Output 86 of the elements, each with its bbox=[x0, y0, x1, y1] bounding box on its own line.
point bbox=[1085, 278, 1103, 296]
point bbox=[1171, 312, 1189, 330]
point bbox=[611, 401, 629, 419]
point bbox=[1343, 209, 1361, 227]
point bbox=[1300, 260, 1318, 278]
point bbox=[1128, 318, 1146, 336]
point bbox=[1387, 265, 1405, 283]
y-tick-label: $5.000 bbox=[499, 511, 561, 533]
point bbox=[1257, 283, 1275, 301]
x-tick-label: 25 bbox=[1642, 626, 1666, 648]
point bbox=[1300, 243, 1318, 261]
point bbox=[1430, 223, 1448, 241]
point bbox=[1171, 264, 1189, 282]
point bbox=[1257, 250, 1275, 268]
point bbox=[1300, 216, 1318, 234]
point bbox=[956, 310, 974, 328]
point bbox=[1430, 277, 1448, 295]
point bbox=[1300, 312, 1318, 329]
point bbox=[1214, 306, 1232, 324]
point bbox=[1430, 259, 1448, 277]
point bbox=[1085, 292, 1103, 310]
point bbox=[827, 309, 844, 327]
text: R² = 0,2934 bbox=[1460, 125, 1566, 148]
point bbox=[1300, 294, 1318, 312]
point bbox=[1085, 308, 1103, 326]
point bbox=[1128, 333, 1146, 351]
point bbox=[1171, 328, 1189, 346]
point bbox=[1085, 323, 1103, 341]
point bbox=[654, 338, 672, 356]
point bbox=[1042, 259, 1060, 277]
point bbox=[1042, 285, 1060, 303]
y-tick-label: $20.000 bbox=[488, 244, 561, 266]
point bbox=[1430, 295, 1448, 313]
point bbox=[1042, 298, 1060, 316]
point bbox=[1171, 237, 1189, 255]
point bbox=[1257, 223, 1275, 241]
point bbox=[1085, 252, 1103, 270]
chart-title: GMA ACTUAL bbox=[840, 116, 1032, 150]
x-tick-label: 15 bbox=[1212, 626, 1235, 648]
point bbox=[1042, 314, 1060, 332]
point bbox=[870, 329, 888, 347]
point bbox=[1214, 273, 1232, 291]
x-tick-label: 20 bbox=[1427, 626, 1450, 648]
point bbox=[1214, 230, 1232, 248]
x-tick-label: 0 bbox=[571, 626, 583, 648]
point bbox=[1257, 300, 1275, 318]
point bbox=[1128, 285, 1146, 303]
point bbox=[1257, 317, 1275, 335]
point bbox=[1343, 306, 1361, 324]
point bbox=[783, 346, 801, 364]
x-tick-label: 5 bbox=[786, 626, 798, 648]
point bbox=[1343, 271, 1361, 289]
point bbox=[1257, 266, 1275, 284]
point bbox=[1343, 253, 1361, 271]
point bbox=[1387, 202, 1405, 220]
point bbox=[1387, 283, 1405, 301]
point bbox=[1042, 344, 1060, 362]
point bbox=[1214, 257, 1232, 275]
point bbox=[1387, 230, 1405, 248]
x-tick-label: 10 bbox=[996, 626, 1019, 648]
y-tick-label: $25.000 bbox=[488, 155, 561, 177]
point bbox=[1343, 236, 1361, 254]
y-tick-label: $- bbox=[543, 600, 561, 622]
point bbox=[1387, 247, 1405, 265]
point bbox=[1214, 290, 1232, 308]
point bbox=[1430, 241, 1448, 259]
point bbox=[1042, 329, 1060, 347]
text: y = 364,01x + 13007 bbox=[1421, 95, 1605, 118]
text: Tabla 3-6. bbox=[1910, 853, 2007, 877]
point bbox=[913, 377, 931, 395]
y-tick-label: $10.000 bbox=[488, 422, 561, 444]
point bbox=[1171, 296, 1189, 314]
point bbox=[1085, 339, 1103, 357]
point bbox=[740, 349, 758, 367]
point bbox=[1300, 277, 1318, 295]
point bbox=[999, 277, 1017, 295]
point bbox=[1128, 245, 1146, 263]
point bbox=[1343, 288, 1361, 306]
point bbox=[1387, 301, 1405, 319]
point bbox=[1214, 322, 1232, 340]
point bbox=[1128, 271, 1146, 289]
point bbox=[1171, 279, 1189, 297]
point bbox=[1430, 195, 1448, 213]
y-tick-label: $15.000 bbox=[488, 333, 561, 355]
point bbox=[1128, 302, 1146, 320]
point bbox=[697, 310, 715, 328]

Prompt - Rewrite the rows from the first line through the line containing "point bbox=[1387, 265, 1405, 283]", both included, swapping "point" for "marker" and leaving everything else unchanged.

Correct response -
Output 86 of the elements, each with its bbox=[x0, y0, x1, y1] bounding box on its own line.
marker bbox=[1085, 278, 1103, 296]
marker bbox=[1171, 312, 1189, 330]
marker bbox=[611, 401, 629, 419]
marker bbox=[1343, 209, 1361, 227]
marker bbox=[1300, 260, 1318, 278]
marker bbox=[1128, 318, 1146, 336]
marker bbox=[1387, 265, 1405, 283]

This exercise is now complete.